Below is a listing. Gather each line of it that contains "placeholder".

SOURCE RECORDS |

##########

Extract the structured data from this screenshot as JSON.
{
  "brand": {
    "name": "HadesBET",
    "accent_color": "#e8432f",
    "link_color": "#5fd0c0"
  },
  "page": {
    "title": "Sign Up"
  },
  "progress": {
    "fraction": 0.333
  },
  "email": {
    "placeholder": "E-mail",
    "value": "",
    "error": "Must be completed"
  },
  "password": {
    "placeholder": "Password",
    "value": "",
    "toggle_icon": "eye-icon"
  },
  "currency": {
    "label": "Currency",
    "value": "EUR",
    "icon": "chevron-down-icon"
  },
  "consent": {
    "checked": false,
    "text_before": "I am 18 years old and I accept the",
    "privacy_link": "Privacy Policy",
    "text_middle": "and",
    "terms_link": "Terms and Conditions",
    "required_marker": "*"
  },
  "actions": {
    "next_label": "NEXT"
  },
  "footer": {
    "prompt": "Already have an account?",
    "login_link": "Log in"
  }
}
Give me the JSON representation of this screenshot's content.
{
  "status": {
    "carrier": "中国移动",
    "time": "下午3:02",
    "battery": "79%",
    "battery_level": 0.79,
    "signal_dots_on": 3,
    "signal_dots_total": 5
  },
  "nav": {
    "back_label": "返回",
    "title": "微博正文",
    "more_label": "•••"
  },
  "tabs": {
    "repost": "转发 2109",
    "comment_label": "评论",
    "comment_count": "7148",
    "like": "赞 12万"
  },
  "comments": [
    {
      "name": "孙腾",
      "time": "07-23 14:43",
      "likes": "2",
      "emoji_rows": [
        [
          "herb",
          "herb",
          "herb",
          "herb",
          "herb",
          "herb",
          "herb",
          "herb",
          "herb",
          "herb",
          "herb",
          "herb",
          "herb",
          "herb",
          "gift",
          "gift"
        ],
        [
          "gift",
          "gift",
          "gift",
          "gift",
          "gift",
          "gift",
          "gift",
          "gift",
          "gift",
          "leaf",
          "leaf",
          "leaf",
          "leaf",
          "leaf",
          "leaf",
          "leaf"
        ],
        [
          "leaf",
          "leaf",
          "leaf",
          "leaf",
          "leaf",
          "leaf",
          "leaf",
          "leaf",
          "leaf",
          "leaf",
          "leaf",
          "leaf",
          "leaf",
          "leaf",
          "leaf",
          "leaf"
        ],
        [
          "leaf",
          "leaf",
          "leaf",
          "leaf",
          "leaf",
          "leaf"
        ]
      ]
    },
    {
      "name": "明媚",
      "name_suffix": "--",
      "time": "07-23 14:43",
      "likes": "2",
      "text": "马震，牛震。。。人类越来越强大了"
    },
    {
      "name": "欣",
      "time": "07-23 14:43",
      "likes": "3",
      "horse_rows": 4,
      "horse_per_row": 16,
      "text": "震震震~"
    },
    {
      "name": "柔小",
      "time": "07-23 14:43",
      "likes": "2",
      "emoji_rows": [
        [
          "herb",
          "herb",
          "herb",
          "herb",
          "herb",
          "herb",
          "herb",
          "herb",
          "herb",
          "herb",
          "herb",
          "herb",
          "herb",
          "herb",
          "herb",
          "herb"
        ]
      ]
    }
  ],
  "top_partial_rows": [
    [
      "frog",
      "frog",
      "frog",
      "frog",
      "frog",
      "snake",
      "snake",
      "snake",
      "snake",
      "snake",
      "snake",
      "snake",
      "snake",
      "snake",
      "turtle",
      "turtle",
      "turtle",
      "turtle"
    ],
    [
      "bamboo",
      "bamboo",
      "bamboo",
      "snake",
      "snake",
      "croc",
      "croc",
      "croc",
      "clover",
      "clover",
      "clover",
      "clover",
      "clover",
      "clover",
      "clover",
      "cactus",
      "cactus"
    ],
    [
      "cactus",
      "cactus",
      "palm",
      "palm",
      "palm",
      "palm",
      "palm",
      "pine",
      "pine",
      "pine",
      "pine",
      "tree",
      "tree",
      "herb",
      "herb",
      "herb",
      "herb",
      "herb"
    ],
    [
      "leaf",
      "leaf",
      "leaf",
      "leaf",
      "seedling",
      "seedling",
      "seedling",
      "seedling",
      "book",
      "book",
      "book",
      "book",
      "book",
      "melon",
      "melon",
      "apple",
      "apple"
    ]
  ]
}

##########

FINAL RESULT |
    "placeholder": "E-mail",
    "placeholder": "Password",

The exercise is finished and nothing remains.